=== SUPPLIED ENTRIES ===
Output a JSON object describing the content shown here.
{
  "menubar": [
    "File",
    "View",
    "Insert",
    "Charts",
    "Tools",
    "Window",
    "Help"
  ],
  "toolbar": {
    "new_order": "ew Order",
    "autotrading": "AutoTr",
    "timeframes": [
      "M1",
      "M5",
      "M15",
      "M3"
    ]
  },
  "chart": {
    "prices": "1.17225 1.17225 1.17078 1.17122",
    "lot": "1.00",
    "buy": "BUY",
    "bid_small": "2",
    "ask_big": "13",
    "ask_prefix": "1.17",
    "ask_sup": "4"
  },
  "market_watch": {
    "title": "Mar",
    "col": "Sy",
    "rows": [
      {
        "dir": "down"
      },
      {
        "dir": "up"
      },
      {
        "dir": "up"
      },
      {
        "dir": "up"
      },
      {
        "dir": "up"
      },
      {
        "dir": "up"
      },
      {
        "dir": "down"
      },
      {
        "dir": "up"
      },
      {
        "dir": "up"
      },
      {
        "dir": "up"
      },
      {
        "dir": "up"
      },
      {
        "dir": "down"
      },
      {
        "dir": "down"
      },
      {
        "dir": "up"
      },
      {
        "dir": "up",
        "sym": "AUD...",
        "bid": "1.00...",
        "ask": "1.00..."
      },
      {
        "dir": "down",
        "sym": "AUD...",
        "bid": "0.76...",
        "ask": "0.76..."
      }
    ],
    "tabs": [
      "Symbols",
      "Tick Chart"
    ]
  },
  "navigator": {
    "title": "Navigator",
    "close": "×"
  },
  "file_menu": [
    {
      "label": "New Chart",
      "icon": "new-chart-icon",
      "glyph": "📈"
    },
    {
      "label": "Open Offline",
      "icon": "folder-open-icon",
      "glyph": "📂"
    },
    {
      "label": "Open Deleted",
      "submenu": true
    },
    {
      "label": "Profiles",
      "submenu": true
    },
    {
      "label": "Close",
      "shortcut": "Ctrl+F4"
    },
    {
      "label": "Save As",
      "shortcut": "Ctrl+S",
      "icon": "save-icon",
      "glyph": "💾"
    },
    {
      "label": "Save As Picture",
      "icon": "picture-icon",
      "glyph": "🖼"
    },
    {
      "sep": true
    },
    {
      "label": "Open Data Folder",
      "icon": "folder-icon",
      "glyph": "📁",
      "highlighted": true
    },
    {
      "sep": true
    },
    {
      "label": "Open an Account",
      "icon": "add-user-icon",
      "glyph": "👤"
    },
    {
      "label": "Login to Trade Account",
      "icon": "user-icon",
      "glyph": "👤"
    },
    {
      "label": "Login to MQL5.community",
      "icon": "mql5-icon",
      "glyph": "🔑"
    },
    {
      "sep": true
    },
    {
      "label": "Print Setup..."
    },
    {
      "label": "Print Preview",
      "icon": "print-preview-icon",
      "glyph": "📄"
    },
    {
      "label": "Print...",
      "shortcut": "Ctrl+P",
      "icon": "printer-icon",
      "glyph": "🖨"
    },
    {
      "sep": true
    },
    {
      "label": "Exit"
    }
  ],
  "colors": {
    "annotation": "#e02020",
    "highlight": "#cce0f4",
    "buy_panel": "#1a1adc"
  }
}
===
• _TASK REQUIREMENTS_
Extract the listing in its entirety and repeat it exactly.

• _RESULT OF THE EXERCISE_
Output a JSON object describing the content shown here.
{
  "menubar": [
    "File",
    "View",
    "Insert",
    "Charts",
    "Tools",
    "Window",
    "Help"
  ],
  "toolbar": {
    "new_order": "ew Order",
    "autotrading": "AutoTr",
    "timeframes": [
      "M1",
      "M5",
      "M15",
      "M3"
    ]
  },
  "chart": {
    "prices": "1.17225 1.17225 1.17078 1.17122",
    "lot": "1.00",
    "buy": "BUY",
    "bid_small": "2",
    "ask_big": "13",
    "ask_prefix": "1.17",
    "ask_sup": "4"
  },
  "market_watch": {
    "title": "Mar",
    "col": "Sy",
    "rows": [
      {
        "dir": "down"
      },
      {
        "dir": "up"
      },
      {
        "dir": "up"
      },
      {
        "dir": "up"
      },
      {
        "dir": "up"
      },
      {
        "dir": "up"
      },
      {
        "dir": "down"
      },
      {
        "dir": "up"
      },
      {
        "dir": "up"
      },
      {
        "dir": "up"
      },
      {
        "dir": "up"
      },
      {
        "dir": "down"
      },
      {
        "dir": "down"
      },
      {
        "dir": "up"
      },
      {
        "dir": "up",
        "sym": "AUD...",
        "bid": "1.00...",
        "ask": "1.00..."
      },
      {
        "dir": "down",
        "sym": "AUD...",
        "bid": "0.76...",
        "ask": "0.76..."
      }
    ],
    "tabs": [
      "Symbols",
      "Tick Chart"
    ]
  },
  "navigator": {
    "title": "Navigator",
    "close": "×"
  },
  "file_menu": [
    {
      "label": "New Chart",
      "icon": "new-chart-icon",
      "glyph": "📈"
    },
    {
      "label": "Open Offline",
      "icon": "folder-open-icon",
      "glyph": "📂"
    },
    {
      "label": "Open Deleted",
      "submenu": true
    },
    {
      "label": "Profiles",
      "submenu": true
    },
    {
      "label": "Close",
      "shortcut": "Ctrl+F4"
    },
    {
      "label": "Save As",
      "shortcut": "Ctrl+S",
      "icon": "save-icon",
      "glyph": "💾"
    },
    {
      "label": "Save As Picture",
      "icon": "picture-icon",
      "glyph": "🖼"
    },
    {
      "sep": true
    },
    {
      "label": "Open Data Folder",
      "icon": "folder-icon",
      "glyph": "📁",
      "highlighted": true
    },
    {
      "sep": true
    },
    {
      "label": "Open an Account",
      "icon": "add-user-icon",
      "glyph": "👤"
    },
    {
      "label": "Login to Trade Account",
      "icon": "user-icon",
      "glyph": "👤"
    },
    {
      "label": "Login to MQL5.community",
      "icon": "mql5-icon",
      "glyph": "🔑"
    },
    {
      "sep": true
    },
    {
      "label": "Print Setup..."
    },
    {
      "label": "Print Preview",
      "icon": "print-preview-icon",
      "glyph": "📄"
    },
    {
      "label": "Print...",
      "shortcut": "Ctrl+P",
      "icon": "printer-icon",
      "glyph": "🖨"
    },
    {
      "sep": true
    },
    {
      "label": "Exit"
    }
  ],
  "colors": {
    "annotation": "#e02020",
    "highlight": "#cce0f4",
    "buy_panel": "#1a1adc"
  }
}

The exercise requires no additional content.